Recorded data:
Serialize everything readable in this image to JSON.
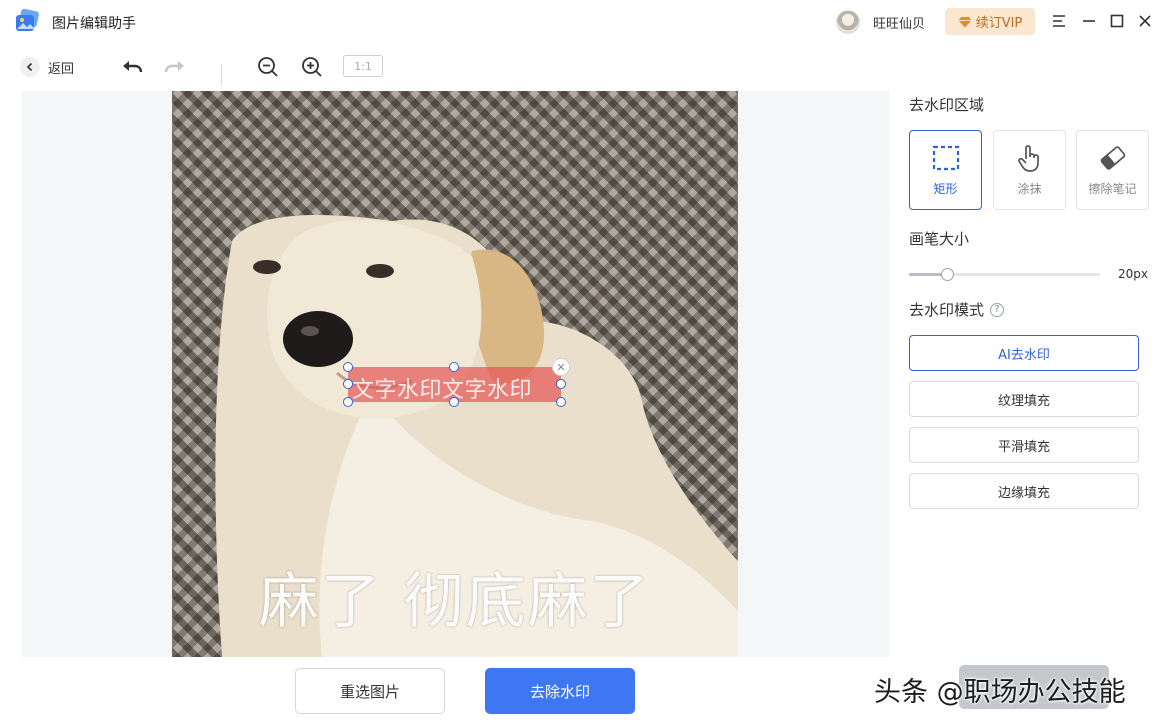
{
  "app": {
    "title": "图片编辑助手"
  },
  "user": {
    "name": "旺旺仙贝",
    "vip_label": "续订VIP"
  },
  "toolbar": {
    "back_label": "返回",
    "ratio_label": "1:1"
  },
  "canvas": {
    "meme_caption": "麻了 彻底麻了",
    "selection_text": "文字水印文字水印"
  },
  "panel": {
    "region_title": "去水印区域",
    "modes": [
      {
        "label": "矩形",
        "icon": "dashed-rectangle-icon",
        "active": true
      },
      {
        "label": "涂抹",
        "icon": "hand-pointer-icon",
        "active": false
      },
      {
        "label": "擦除笔记",
        "icon": "eraser-icon",
        "active": false
      }
    ],
    "brush_title": "画笔大小",
    "brush_value_label": "20px",
    "brush_fraction": 0.2,
    "mode_title": "去水印模式",
    "options": [
      {
        "label": "AI去水印",
        "active": true
      },
      {
        "label": "纹理填充",
        "active": false
      },
      {
        "label": "平滑填充",
        "active": false
      },
      {
        "label": "边缘填充",
        "active": false
      }
    ]
  },
  "actions": {
    "reselect_label": "重选图片",
    "remove_label": "去除水印"
  },
  "overlay_watermark": "头条 @职场办公技能",
  "colors": {
    "accent": "#3d77f2",
    "vip_bg": "#fbe6d0",
    "vip_text": "#b86d22",
    "selection": "#e45858"
  }
}
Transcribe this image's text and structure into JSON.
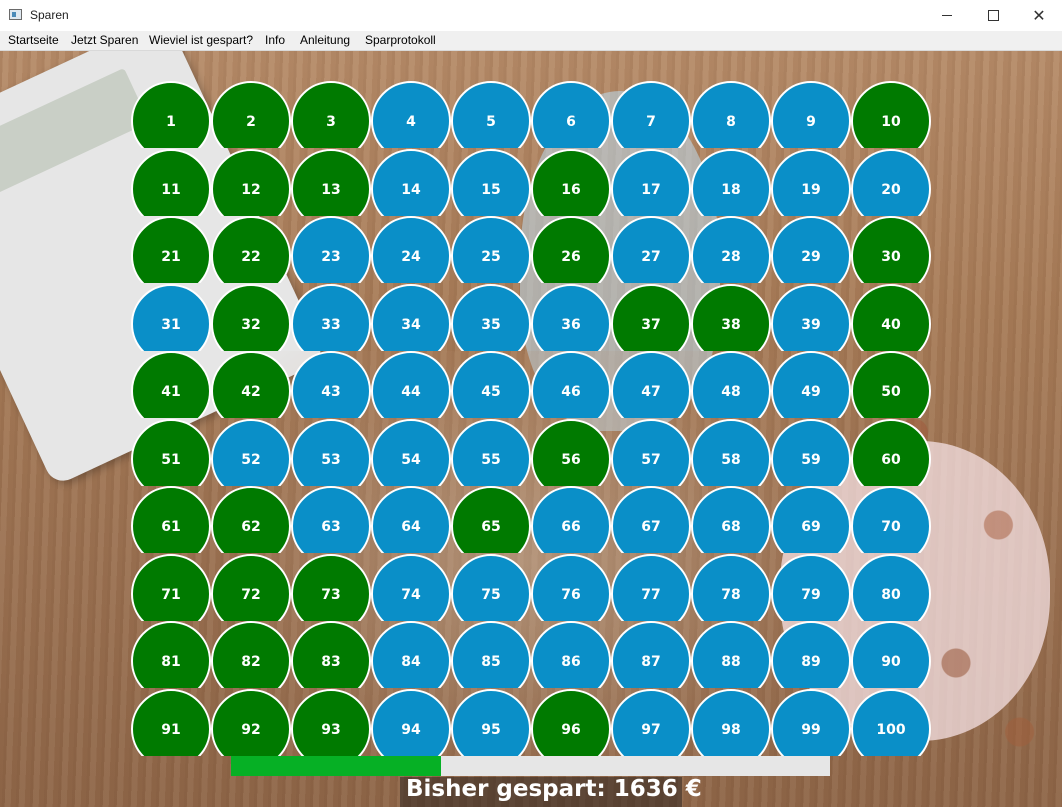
{
  "window": {
    "title": "Sparen",
    "controls": {
      "minimize_icon": "minimize-icon",
      "maximize_icon": "maximize-icon",
      "close_icon": "close-icon"
    }
  },
  "menu": {
    "items": [
      "Startseite",
      "Jetzt Sparen",
      "Wieviel ist gespart?",
      "Info",
      "Anleitung",
      "Sparprotokoll"
    ]
  },
  "colors": {
    "saved": "#007a00",
    "open": "#0a8fc8",
    "progress": "#06b025",
    "track": "#e6e6e6"
  },
  "grid": {
    "numbers": [
      1,
      2,
      3,
      4,
      5,
      6,
      7,
      8,
      9,
      10,
      11,
      12,
      13,
      14,
      15,
      16,
      17,
      18,
      19,
      20,
      21,
      22,
      23,
      24,
      25,
      26,
      27,
      28,
      29,
      30,
      31,
      32,
      33,
      34,
      35,
      36,
      37,
      38,
      39,
      40,
      41,
      42,
      43,
      44,
      45,
      46,
      47,
      48,
      49,
      50,
      51,
      52,
      53,
      54,
      55,
      56,
      57,
      58,
      59,
      60,
      61,
      62,
      63,
      64,
      65,
      66,
      67,
      68,
      69,
      70,
      71,
      72,
      73,
      74,
      75,
      76,
      77,
      78,
      79,
      80,
      81,
      82,
      83,
      84,
      85,
      86,
      87,
      88,
      89,
      90,
      91,
      92,
      93,
      94,
      95,
      96,
      97,
      98,
      99,
      100
    ],
    "saved": [
      1,
      2,
      3,
      10,
      11,
      12,
      13,
      16,
      21,
      22,
      26,
      30,
      32,
      37,
      38,
      40,
      41,
      42,
      50,
      51,
      56,
      60,
      61,
      62,
      65,
      71,
      72,
      73,
      81,
      82,
      83,
      91,
      92,
      93,
      96
    ]
  },
  "progress": {
    "fraction": 0.35
  },
  "footer": {
    "total_label": "Bisher gespart: 1636 €"
  }
}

== WHAT THIS TASK INVOLVES ==
From the entries above, select each line containing the string "JSON".

== WRITTEN RESPONSE ==
Serialize everything readable in this image to JSON.
Transcribe this image's text and structure into JSON.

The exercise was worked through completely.